GIVEN REQUEST: Gather up every line from the entries below that uses the word "avec".

AVAILABLE DATA:
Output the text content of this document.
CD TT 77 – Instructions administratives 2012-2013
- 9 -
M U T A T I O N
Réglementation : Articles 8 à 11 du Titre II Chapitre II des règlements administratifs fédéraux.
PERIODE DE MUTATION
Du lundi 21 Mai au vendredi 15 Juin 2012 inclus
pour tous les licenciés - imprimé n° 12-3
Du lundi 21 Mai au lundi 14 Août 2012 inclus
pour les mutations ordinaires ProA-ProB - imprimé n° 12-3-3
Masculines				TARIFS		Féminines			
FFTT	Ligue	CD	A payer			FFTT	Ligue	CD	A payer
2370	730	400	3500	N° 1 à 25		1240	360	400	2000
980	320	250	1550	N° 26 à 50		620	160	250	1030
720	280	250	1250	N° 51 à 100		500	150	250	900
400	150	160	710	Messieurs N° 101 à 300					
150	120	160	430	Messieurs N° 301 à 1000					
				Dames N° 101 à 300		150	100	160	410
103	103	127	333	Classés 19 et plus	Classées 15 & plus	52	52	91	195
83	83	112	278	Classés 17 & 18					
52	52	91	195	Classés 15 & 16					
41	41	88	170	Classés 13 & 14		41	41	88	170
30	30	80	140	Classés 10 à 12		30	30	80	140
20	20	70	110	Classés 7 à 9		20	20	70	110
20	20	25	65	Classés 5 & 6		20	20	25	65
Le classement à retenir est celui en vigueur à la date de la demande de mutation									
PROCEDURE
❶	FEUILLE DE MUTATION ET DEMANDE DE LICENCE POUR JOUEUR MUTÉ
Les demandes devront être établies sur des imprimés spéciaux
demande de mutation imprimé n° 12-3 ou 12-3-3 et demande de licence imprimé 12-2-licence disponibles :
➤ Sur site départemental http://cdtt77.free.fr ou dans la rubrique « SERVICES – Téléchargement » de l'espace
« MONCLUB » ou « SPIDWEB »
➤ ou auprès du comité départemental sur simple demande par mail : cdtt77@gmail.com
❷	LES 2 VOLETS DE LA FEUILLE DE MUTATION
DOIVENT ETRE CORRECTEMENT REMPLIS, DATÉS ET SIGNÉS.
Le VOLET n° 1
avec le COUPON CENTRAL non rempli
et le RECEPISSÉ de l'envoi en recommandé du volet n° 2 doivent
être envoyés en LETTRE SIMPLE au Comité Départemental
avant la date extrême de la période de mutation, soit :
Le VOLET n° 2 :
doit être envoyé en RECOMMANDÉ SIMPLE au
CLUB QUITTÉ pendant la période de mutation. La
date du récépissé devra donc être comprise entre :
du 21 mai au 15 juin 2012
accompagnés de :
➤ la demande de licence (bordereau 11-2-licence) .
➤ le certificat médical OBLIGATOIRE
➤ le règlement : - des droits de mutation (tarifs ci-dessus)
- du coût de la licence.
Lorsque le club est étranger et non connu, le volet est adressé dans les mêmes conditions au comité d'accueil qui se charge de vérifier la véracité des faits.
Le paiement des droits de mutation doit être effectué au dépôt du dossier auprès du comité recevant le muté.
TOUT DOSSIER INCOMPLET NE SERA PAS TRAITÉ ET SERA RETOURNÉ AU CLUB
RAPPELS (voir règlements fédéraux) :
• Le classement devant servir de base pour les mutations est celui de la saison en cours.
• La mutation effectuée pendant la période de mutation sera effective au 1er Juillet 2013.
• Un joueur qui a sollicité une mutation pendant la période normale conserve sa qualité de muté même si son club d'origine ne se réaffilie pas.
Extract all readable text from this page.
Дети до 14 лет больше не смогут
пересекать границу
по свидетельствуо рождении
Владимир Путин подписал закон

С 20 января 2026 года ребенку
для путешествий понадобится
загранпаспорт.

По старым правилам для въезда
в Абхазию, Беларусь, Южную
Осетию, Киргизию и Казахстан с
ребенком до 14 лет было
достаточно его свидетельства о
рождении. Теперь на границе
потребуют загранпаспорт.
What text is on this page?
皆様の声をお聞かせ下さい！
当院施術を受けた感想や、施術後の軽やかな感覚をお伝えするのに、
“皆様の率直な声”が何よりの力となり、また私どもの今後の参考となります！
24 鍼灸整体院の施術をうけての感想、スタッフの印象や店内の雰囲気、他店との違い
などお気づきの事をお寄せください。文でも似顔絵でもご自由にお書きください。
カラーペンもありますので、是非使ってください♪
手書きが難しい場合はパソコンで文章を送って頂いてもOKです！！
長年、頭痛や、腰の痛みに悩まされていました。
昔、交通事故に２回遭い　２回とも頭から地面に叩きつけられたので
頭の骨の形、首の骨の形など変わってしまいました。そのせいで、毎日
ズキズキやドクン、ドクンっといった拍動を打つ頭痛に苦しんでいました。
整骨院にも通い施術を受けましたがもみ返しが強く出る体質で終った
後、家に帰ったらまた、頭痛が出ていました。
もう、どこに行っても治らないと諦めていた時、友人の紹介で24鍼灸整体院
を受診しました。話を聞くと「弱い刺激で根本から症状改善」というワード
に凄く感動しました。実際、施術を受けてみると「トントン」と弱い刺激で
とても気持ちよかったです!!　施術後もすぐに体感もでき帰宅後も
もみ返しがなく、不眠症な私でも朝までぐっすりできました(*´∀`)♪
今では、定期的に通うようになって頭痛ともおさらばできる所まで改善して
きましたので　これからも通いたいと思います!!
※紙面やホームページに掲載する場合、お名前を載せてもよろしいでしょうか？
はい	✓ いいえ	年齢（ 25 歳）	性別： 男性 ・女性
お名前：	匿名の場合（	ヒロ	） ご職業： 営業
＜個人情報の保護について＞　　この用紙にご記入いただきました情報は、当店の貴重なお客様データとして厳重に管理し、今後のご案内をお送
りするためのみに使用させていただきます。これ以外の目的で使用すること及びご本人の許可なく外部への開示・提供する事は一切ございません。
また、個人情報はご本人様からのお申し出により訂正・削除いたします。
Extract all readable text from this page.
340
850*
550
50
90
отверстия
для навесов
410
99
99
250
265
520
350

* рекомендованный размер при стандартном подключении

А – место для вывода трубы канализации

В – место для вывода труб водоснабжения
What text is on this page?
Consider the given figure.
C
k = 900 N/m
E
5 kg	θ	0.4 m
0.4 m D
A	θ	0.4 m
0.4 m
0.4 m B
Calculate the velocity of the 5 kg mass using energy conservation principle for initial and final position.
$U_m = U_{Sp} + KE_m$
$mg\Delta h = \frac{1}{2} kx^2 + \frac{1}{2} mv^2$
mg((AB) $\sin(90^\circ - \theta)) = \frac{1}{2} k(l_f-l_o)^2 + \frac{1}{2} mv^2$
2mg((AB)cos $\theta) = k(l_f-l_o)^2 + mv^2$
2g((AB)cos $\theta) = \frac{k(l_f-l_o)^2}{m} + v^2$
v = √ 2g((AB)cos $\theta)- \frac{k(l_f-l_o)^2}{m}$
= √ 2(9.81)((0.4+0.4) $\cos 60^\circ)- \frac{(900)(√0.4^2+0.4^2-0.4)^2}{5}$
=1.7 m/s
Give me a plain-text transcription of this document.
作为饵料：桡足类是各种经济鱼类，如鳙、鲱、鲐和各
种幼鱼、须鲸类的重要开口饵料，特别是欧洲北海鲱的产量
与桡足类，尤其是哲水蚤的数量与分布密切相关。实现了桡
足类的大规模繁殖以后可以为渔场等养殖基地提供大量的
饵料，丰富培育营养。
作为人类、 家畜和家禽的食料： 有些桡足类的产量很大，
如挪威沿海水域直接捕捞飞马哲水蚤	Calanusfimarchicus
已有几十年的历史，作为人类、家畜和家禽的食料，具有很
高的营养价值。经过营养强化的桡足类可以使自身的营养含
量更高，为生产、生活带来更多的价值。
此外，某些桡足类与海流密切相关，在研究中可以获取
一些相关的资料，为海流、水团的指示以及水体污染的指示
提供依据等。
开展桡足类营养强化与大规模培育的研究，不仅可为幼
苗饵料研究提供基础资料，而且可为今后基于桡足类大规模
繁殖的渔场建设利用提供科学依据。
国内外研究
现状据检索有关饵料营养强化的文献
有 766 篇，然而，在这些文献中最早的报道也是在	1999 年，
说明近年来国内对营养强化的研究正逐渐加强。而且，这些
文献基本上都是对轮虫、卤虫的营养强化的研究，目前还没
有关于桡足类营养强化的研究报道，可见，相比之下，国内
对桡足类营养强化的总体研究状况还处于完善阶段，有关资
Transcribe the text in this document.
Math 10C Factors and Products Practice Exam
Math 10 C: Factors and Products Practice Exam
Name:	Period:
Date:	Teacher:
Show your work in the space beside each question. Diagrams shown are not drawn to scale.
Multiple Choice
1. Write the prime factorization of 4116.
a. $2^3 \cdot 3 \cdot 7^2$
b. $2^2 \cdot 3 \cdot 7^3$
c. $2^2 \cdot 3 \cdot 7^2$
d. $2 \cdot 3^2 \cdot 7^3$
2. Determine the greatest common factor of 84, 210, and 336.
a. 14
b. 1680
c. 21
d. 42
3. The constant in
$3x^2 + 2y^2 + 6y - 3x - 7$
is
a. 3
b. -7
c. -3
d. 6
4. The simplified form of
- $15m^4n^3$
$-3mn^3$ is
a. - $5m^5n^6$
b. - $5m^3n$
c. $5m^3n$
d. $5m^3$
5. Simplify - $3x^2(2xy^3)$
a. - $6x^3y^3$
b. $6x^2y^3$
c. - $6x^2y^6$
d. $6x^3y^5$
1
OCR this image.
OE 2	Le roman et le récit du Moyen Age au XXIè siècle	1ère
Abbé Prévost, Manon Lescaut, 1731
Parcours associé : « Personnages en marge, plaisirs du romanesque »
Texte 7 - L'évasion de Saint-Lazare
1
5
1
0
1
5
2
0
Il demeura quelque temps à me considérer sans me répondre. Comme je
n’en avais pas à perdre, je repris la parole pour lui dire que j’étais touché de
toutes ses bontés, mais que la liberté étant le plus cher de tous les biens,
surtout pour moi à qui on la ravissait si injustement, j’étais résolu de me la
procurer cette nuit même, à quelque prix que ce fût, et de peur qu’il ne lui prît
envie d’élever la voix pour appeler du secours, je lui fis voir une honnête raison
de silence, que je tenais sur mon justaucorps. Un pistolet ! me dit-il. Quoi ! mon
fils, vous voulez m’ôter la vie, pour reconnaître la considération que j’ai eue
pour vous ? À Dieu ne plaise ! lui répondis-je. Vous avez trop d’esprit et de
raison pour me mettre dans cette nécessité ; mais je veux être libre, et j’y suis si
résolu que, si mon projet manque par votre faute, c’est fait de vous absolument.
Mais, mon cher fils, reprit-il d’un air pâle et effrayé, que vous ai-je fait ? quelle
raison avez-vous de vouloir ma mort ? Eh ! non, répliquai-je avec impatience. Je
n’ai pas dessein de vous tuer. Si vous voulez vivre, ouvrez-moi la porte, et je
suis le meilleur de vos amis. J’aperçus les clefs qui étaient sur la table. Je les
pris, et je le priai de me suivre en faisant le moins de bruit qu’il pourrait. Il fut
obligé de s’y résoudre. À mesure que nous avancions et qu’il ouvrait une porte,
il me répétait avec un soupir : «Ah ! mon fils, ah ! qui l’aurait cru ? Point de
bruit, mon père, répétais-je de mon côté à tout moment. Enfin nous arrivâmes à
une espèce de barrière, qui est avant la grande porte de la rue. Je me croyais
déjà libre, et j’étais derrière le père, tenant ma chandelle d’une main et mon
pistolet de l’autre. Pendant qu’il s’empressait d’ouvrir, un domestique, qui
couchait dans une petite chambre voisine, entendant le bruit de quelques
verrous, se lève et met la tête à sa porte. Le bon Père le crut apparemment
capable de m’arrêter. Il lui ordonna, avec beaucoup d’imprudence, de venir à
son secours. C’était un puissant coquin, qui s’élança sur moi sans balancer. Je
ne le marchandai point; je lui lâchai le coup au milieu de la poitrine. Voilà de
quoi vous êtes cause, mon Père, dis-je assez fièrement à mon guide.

EXPECTED ANSWER:
avec le COUPON CENTRAL non rempli
raison avez-vous de vouloir ma mort ? Eh ! non, répliquai-je avec impatience. Je
il me répétait avec un soupir : «Ah ! mon fils, ah ! qui l’aurait cru ? Point de
capable de m’arrêter. Il lui ordonna, avec beaucoup d’imprudence, de venir à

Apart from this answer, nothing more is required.